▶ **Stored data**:

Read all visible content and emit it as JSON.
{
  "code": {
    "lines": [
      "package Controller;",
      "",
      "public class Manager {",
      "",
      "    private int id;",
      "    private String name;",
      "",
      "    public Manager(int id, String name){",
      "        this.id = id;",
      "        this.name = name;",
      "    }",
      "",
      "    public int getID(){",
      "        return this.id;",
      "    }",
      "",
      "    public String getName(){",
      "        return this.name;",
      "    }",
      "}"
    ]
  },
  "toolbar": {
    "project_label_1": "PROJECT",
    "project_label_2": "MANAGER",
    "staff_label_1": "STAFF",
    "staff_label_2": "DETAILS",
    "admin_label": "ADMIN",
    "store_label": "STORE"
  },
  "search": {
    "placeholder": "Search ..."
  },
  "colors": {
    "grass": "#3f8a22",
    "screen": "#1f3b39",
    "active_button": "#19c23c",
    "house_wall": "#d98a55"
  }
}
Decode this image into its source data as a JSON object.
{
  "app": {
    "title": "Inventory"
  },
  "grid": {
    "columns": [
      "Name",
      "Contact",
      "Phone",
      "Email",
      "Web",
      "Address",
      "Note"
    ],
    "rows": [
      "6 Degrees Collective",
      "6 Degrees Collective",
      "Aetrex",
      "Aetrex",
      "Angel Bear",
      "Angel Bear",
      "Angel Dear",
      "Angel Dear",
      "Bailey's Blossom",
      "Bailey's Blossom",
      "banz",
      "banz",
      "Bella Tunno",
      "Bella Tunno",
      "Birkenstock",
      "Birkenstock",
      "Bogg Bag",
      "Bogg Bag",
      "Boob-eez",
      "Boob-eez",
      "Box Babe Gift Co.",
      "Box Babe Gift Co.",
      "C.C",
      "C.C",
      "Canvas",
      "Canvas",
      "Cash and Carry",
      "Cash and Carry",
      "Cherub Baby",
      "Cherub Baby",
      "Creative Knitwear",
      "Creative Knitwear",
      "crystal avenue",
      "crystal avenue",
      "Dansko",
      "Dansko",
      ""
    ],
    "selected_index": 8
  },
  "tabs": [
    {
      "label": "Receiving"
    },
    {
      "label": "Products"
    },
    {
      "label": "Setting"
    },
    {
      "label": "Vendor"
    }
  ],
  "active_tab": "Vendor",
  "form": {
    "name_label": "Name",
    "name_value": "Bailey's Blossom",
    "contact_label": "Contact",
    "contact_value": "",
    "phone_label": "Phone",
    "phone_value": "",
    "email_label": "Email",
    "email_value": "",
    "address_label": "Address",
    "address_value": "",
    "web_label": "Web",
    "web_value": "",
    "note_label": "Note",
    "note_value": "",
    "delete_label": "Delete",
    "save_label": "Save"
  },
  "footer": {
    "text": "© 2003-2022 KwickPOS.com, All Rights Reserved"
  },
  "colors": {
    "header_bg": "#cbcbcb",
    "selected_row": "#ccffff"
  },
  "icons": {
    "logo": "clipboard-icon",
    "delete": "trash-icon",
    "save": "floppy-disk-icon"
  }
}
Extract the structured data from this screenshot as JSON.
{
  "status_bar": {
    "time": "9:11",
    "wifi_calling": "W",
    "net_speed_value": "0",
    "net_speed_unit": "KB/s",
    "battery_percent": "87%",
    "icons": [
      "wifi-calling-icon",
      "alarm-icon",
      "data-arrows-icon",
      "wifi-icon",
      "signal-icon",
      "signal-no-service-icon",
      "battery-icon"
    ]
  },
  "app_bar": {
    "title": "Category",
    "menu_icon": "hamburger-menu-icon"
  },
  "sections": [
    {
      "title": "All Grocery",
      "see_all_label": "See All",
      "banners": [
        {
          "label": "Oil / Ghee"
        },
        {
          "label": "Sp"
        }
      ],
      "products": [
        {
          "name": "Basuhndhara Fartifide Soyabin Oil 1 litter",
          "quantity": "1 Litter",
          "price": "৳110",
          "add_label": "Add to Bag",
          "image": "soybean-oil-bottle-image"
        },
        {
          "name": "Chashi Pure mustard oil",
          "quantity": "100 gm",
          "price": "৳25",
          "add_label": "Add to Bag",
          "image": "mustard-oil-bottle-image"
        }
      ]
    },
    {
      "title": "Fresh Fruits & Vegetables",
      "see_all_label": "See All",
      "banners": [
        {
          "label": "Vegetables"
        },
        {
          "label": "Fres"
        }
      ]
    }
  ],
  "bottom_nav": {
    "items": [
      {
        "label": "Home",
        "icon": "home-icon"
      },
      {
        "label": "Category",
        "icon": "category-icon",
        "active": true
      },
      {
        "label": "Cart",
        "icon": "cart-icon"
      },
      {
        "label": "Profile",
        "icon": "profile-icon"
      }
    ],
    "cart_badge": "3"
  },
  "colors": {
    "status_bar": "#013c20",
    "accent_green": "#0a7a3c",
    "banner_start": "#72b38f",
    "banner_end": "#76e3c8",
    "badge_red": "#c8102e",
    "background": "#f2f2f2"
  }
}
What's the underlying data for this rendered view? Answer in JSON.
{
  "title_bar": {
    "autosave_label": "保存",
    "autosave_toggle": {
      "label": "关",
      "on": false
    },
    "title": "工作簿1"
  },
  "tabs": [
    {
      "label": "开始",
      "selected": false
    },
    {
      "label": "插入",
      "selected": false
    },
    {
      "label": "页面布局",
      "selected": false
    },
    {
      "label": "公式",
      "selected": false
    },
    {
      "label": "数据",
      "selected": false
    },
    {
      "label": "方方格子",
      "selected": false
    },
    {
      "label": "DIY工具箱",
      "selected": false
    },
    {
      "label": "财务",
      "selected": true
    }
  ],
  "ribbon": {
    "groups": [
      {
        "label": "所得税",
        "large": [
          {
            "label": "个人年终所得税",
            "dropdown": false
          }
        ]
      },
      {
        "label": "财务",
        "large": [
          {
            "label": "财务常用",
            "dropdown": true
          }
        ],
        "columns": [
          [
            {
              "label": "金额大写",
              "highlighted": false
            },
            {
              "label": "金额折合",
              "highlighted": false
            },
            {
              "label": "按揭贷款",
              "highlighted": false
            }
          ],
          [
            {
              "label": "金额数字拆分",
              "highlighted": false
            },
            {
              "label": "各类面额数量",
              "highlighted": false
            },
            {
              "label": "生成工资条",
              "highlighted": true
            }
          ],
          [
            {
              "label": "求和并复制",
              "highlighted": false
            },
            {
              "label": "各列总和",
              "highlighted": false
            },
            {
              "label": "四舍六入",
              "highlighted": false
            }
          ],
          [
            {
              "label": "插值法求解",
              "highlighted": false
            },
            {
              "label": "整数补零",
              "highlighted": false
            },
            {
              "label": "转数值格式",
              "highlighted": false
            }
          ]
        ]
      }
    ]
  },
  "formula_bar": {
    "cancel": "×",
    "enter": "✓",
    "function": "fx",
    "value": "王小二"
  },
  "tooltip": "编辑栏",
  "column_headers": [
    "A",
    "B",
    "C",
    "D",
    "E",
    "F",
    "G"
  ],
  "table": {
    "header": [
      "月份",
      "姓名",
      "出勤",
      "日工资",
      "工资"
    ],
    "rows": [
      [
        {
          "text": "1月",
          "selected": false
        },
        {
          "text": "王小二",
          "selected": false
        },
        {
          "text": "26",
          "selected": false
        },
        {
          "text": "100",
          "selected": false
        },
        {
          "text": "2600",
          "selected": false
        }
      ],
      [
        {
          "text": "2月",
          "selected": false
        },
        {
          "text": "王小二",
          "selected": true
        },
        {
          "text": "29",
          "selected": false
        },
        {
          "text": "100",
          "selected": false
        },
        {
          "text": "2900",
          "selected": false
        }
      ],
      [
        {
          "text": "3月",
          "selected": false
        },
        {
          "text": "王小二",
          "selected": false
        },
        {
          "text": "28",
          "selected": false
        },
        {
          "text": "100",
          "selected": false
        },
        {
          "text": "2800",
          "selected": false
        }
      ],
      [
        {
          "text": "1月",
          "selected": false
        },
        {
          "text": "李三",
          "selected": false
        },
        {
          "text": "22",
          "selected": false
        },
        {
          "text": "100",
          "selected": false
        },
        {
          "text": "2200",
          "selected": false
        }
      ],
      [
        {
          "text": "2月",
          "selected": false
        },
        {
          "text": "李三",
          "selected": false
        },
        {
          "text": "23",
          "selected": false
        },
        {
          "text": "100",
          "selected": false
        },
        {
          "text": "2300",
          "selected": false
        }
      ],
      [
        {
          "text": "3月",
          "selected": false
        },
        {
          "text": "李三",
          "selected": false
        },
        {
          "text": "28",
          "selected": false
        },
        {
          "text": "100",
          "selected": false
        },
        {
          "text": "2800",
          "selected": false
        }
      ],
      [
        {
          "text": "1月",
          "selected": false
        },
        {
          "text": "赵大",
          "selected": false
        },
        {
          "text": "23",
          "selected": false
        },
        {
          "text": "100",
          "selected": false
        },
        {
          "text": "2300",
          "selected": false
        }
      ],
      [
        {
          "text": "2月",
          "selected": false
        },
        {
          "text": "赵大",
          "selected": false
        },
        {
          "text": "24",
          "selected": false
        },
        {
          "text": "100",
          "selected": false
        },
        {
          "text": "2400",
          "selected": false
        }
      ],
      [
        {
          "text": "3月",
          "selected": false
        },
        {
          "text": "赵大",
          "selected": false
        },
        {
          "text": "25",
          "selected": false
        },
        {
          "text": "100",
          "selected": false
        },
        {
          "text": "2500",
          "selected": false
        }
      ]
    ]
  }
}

▶ **DO THIS**: In the records above, find each line holding "true" and copy it.

▶ **RESULT OF THE TASK**:
        "active": true
      "selected": true
            "dropdown": true
              "highlighted": true
          "selected": true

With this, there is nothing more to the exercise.